● DIRECTIVE: Gather each line of the records below that contains the string "label", and copy those lines unchanged.

────────────────────────────────────────

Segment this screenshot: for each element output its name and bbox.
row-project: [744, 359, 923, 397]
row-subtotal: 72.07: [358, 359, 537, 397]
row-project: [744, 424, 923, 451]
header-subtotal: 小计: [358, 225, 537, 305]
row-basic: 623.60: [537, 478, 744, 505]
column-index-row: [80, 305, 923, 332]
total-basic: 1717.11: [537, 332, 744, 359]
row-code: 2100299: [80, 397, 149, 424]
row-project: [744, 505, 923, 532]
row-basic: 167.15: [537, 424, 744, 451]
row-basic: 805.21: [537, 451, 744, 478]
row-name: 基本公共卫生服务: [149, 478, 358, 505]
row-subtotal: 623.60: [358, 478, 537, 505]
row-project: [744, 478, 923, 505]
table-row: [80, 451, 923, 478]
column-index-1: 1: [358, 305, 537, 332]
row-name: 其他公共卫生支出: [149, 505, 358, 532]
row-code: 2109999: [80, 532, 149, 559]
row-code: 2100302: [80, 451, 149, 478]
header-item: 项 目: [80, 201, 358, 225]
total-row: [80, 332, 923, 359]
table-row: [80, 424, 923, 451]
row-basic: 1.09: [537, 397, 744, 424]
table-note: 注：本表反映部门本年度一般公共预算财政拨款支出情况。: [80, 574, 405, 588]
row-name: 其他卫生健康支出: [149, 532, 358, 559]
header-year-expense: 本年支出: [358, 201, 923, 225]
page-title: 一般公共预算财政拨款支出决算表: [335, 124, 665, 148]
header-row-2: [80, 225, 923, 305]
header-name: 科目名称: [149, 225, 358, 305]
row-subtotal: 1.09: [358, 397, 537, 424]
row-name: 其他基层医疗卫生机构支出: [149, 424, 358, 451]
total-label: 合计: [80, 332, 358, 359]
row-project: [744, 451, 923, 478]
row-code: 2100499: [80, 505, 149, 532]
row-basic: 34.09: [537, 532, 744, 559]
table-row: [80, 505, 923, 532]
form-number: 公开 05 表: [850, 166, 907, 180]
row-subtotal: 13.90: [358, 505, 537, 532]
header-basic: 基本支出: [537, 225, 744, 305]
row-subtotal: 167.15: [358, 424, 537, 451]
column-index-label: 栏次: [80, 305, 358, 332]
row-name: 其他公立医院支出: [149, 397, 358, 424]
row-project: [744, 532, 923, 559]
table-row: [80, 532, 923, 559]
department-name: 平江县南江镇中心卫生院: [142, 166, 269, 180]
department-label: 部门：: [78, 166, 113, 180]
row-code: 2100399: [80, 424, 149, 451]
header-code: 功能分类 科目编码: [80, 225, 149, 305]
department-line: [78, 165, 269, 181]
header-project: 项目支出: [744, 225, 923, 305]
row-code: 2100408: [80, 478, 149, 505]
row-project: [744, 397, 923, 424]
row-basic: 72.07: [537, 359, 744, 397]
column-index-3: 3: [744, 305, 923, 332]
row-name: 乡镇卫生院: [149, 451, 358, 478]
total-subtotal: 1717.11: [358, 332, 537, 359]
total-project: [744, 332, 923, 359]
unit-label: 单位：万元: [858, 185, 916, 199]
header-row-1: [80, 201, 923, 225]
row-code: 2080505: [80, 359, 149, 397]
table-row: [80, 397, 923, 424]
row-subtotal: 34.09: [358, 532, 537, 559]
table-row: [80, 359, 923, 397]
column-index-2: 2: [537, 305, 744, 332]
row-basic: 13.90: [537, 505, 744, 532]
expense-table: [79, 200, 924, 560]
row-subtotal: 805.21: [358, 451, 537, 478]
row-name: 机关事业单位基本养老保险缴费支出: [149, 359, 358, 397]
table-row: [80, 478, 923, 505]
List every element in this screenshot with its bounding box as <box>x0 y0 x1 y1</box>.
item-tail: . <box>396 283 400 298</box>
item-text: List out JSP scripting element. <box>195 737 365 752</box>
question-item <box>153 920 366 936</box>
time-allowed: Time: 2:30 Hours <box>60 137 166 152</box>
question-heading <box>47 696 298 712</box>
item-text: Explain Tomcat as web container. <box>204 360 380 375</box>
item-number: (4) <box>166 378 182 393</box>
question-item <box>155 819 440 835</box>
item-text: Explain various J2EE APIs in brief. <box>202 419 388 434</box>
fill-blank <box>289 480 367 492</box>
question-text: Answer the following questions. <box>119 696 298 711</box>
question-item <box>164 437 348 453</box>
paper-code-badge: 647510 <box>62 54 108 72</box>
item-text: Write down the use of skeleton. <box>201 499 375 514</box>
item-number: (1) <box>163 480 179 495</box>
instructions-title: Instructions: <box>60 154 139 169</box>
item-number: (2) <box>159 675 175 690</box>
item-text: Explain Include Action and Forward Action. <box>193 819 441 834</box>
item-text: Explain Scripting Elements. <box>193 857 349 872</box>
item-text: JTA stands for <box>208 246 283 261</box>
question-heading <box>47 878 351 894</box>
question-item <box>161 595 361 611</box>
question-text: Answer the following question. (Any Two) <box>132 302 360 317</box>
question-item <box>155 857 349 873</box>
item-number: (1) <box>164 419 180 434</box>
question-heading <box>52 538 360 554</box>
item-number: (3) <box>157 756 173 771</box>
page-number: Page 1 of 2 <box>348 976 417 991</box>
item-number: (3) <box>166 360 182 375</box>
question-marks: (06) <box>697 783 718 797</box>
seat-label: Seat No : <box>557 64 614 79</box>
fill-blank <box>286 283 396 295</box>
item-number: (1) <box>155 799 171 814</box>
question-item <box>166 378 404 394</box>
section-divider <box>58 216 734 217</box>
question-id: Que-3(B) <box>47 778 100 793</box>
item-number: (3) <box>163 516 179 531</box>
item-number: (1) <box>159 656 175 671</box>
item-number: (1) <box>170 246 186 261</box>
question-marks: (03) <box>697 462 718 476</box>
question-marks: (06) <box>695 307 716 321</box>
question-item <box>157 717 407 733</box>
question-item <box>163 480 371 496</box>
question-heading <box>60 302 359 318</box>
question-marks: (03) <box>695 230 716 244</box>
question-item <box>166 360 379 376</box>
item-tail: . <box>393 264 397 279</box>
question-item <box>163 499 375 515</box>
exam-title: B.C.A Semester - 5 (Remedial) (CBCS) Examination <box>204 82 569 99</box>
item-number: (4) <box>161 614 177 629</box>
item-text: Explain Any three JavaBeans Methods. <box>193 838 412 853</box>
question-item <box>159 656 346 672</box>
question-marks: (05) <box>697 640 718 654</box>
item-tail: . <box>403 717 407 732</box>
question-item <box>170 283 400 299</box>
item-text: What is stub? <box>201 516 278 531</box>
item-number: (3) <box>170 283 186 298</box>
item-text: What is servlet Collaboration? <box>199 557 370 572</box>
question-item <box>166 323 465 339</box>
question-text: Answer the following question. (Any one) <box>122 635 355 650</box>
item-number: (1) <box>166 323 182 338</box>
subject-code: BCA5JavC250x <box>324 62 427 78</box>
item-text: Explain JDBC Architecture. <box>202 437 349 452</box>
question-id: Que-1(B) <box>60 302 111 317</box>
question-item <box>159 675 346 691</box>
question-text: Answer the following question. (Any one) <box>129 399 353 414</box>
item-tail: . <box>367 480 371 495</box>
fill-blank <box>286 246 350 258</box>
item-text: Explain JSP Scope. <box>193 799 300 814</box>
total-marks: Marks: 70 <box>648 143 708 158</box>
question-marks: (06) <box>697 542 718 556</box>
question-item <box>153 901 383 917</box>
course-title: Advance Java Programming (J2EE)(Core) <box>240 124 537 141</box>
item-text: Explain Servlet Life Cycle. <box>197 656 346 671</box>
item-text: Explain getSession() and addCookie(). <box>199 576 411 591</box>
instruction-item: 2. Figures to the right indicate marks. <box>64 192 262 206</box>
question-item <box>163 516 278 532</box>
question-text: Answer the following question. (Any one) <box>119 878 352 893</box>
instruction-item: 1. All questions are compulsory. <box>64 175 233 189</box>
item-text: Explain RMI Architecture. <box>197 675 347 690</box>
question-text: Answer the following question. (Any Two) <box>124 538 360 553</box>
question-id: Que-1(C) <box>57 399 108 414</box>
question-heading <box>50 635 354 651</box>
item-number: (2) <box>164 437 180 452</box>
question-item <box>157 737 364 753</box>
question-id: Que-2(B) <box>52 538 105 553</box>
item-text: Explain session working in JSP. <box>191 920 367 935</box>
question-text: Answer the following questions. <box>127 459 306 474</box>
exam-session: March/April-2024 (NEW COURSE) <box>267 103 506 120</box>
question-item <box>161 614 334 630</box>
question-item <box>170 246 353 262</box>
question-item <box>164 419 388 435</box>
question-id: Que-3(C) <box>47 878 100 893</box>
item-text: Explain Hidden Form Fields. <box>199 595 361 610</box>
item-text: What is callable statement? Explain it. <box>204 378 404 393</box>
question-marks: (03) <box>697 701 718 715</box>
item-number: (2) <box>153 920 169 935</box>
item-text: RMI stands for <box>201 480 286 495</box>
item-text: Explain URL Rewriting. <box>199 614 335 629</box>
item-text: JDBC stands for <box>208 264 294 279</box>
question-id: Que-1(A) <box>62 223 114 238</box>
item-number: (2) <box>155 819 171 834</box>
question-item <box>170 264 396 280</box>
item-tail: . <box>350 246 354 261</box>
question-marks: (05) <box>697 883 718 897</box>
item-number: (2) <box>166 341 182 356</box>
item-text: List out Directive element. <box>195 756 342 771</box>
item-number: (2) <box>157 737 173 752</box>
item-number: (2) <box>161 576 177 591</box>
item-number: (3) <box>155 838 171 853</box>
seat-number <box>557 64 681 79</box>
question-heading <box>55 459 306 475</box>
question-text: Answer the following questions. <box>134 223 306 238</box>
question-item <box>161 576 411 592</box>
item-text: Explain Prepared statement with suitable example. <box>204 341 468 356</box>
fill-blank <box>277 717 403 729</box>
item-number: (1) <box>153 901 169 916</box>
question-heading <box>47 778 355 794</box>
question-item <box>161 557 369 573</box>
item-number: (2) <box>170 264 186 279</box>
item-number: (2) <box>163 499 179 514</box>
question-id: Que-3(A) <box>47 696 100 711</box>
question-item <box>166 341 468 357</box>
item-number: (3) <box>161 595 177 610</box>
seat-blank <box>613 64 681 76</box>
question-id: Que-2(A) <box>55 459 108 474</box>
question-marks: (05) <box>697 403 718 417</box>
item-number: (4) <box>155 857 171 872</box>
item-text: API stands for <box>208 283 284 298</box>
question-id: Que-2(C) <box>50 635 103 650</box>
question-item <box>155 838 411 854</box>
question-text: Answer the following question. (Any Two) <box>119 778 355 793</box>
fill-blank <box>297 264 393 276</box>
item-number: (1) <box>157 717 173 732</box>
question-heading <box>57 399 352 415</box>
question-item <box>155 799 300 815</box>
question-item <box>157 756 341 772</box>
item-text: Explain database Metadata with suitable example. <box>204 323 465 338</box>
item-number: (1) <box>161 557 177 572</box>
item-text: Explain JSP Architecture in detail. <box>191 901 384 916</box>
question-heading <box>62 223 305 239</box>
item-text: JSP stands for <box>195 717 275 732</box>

────────────────────────────────────────

● FINISHED TASK:
total-label: 合计: [80, 332, 358, 359]
column-index-label: 栏次: [80, 305, 358, 332]
department-label: 部门：: [78, 166, 113, 180]
unit-label: 单位：万元: [858, 185, 916, 199]
seat-label: Seat No : <box>557 64 614 79</box>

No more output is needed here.